[Figure contents as structured data]
**********
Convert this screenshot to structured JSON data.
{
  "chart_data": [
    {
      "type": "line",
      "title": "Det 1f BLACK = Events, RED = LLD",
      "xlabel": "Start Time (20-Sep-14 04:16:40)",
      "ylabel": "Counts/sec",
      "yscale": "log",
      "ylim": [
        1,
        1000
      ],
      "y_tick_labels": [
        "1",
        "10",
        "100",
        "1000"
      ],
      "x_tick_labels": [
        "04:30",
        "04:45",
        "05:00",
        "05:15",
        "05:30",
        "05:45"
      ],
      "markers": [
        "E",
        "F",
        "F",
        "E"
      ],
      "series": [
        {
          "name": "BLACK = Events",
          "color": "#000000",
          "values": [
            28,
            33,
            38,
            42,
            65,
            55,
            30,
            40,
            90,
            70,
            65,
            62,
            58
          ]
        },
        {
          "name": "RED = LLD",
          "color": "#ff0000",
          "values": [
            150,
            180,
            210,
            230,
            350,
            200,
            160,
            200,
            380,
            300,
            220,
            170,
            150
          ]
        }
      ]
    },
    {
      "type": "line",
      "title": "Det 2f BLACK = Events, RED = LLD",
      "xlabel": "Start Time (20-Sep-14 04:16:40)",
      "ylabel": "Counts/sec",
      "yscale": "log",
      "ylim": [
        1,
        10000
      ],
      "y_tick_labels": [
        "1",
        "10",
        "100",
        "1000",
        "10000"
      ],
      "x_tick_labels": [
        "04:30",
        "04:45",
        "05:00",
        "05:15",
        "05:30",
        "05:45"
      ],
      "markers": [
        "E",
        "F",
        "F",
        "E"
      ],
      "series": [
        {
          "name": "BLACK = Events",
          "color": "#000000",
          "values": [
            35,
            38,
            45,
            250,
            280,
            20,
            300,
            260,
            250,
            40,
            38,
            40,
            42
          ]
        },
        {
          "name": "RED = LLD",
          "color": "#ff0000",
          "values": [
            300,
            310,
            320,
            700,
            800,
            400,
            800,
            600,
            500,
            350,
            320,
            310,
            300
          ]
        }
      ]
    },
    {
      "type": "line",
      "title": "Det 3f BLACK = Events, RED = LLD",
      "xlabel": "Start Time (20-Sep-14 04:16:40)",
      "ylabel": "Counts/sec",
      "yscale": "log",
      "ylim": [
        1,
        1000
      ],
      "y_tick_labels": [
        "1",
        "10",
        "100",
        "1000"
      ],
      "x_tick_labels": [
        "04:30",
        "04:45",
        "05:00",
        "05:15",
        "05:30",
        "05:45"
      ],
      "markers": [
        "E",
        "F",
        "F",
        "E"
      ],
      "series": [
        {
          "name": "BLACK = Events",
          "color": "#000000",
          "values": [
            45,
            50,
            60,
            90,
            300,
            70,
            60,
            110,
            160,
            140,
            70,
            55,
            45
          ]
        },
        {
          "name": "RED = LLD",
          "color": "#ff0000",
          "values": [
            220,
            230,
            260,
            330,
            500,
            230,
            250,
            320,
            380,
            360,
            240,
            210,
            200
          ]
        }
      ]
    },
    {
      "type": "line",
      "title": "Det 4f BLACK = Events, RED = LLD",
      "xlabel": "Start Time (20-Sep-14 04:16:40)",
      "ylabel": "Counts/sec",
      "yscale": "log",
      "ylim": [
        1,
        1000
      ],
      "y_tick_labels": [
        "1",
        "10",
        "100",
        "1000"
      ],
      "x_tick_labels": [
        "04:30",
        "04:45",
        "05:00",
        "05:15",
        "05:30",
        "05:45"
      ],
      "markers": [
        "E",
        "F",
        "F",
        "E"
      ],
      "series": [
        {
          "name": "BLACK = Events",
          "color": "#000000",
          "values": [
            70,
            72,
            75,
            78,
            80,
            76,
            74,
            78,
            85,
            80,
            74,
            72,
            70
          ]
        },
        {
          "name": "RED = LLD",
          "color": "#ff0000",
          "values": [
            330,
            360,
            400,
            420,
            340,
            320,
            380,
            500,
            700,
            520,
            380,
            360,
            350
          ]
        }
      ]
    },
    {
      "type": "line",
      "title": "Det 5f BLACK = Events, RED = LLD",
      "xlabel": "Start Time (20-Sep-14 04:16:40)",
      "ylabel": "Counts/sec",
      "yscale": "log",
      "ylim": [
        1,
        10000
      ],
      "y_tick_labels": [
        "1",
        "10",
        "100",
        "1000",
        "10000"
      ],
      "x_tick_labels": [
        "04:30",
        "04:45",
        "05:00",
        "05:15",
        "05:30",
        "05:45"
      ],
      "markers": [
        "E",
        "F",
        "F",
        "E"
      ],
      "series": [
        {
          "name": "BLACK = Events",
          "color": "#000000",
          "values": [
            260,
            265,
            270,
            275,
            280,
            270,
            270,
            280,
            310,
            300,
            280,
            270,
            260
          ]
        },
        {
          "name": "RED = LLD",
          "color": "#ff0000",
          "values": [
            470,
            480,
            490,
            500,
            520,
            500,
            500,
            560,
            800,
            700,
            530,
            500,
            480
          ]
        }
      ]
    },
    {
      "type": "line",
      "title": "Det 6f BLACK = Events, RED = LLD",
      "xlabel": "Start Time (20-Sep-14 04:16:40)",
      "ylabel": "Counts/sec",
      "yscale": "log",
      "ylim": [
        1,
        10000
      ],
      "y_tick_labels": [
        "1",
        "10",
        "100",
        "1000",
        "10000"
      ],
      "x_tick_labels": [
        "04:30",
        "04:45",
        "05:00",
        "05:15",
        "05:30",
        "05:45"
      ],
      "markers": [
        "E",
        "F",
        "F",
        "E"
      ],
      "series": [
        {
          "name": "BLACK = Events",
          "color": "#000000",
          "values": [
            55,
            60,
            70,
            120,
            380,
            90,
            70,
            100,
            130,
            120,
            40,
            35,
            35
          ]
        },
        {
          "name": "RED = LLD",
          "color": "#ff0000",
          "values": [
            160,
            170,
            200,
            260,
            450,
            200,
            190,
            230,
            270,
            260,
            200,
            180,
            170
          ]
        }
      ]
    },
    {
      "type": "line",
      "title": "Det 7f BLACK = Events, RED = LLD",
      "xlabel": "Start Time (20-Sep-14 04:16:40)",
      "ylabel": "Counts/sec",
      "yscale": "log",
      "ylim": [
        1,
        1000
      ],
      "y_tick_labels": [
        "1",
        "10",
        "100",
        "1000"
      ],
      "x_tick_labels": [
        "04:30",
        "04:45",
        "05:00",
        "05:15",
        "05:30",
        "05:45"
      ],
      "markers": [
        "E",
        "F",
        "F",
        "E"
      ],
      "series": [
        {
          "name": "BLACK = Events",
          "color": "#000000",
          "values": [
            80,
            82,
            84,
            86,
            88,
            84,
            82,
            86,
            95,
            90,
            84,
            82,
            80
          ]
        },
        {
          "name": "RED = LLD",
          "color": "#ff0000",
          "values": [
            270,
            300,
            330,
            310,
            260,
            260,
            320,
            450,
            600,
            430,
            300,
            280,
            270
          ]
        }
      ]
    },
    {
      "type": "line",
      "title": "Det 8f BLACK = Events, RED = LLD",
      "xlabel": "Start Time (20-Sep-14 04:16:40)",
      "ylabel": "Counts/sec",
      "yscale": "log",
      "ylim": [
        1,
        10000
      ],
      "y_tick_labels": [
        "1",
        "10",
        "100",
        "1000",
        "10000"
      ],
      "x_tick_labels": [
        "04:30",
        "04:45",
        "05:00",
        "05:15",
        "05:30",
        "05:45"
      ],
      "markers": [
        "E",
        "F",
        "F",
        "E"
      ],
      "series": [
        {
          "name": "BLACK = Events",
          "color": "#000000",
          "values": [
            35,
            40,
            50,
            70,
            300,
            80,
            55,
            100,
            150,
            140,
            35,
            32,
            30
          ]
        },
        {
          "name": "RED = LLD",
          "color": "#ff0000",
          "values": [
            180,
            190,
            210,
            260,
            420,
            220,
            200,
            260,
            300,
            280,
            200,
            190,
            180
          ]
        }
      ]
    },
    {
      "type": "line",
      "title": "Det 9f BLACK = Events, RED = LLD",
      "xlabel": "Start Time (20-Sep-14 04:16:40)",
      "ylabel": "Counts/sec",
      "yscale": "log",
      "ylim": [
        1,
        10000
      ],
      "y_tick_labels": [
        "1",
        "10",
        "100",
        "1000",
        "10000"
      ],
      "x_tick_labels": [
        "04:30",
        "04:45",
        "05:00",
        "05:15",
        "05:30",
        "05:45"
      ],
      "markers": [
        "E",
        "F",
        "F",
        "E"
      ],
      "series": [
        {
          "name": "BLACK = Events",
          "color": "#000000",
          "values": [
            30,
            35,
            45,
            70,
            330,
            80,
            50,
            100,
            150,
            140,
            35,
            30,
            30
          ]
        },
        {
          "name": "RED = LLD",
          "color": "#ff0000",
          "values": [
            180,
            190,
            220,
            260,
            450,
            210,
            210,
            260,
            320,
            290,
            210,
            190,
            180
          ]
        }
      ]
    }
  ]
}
**********
■ **TASK PROMPT**: Give only the number of lines in the material above where the string "title" appears.

■ **ANSWER FOR THE TASK**: 9